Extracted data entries
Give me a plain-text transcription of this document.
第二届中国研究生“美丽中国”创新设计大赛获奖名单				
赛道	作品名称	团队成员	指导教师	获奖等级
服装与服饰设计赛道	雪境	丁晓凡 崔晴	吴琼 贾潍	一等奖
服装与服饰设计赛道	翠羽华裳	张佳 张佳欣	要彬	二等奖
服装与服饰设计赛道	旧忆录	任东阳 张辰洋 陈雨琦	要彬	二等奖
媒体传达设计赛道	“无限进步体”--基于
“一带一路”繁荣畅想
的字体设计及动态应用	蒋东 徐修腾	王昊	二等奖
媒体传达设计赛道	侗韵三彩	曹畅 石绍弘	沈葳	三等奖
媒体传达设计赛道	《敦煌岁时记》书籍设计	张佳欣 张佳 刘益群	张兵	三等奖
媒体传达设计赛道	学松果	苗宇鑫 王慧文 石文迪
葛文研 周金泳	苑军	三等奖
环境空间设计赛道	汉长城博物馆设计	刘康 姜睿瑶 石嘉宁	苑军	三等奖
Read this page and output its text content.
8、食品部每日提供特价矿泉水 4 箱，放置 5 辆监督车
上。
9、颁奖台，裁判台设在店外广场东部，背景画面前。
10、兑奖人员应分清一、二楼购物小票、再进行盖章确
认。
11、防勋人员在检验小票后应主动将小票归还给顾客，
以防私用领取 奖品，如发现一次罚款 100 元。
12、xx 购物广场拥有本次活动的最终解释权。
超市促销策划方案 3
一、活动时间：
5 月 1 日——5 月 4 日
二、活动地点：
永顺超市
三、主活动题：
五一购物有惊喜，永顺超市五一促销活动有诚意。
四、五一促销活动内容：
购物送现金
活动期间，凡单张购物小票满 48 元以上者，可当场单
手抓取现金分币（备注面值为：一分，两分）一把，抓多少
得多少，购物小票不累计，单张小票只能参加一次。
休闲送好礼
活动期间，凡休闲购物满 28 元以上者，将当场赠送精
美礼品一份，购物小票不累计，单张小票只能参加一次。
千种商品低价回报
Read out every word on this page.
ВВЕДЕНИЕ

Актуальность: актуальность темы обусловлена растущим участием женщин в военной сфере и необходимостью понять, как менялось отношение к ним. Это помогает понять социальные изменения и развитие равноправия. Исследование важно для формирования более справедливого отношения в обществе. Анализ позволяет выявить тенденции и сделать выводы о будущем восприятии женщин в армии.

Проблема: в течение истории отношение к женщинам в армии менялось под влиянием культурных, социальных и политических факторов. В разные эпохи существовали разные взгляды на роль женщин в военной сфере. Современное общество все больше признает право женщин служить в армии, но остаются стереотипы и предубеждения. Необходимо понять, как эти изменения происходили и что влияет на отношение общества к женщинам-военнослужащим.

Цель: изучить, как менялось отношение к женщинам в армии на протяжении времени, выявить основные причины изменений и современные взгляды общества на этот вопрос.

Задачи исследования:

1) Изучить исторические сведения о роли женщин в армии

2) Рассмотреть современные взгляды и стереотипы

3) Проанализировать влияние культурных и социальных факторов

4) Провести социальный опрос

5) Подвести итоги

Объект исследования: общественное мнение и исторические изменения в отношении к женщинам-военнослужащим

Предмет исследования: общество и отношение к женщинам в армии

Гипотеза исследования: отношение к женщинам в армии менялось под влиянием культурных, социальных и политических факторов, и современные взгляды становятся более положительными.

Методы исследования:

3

## Problem to work on
Copy the data above exactly. Every line must be included.

## Finished answer
Give me a plain-text transcription of this document.
第二届中国研究生“美丽中国”创新设计大赛获奖名单				
赛道	作品名称	团队成员	指导教师	获奖等级
服装与服饰设计赛道	雪境	丁晓凡 崔晴	吴琼 贾潍	一等奖
服装与服饰设计赛道	翠羽华裳	张佳 张佳欣	要彬	二等奖
服装与服饰设计赛道	旧忆录	任东阳 张辰洋 陈雨琦	要彬	二等奖
媒体传达设计赛道	“无限进步体”--基于
“一带一路”繁荣畅想
的字体设计及动态应用	蒋东 徐修腾	王昊	二等奖
媒体传达设计赛道	侗韵三彩	曹畅 石绍弘	沈葳	三等奖
媒体传达设计赛道	《敦煌岁时记》书籍设计	张佳欣 张佳 刘益群	张兵	三等奖
媒体传达设计赛道	学松果	苗宇鑫 王慧文 石文迪
葛文研 周金泳	苑军	三等奖
环境空间设计赛道	汉长城博物馆设计	刘康 姜睿瑶 石嘉宁	苑军	三等奖
Read this page and output its text content.
8、食品部每日提供特价矿泉水 4 箱，放置 5 辆监督车
上。
9、颁奖台，裁判台设在店外广场东部，背景画面前。
10、兑奖人员应分清一、二楼购物小票、再进行盖章确
认。
11、防勋人员在检验小票后应主动将小票归还给顾客，
以防私用领取 奖品，如发现一次罚款 100 元。
12、xx 购物广场拥有本次活动的最终解释权。
超市促销策划方案 3
一、活动时间：
5 月 1 日——5 月 4 日
二、活动地点：
永顺超市
三、主活动题：
五一购物有惊喜，永顺超市五一促销活动有诚意。
四、五一促销活动内容：
购物送现金
活动期间，凡单张购物小票满 48 元以上者，可当场单
手抓取现金分币（备注面值为：一分，两分）一把，抓多少
得多少，购物小票不累计，单张小票只能参加一次。
休闲送好礼
活动期间，凡休闲购物满 28 元以上者，将当场赠送精
美礼品一份，购物小票不累计，单张小票只能参加一次。
千种商品低价回报
Read out every word on this page.
ВВЕДЕНИЕ

Актуальность: актуальность темы обусловлена растущим участием женщин в военной сфере и необходимостью понять, как менялось отношение к ним. Это помогает понять социальные изменения и развитие равноправия. Исследование важно для формирования более справедливого отношения в обществе. Анализ позволяет выявить тенденции и сделать выводы о будущем восприятии женщин в армии.

Проблема: в течение истории отношение к женщинам в армии менялось под влиянием культурных, социальных и политических факторов. В разные эпохи существовали разные взгляды на роль женщин в военной сфере. Современное общество все больше признает право женщин служить в армии, но остаются стереотипы и предубеждения. Необходимо понять, как эти изменения происходили и что влияет на отношение общества к женщинам-военнослужащим.

Цель: изучить, как менялось отношение к женщинам в армии на протяжении времени, выявить основные причины изменений и современные взгляды общества на этот вопрос.

Задачи исследования:

1) Изучить исторические сведения о роли женщин в армии

2) Рассмотреть современные взгляды и стереотипы

3) Проанализировать влияние культурных и социальных факторов

4) Провести социальный опрос

5) Подвести итоги

Объект исследования: общественное мнение и исторические изменения в отношении к женщинам-военнослужащим

Предмет исследования: общество и отношение к женщинам в армии

Гипотеза исследования: отношение к женщинам в армии менялось под влиянием культурных, социальных и политических факторов, и современные взгляды становятся более положительными.

Методы исследования:

3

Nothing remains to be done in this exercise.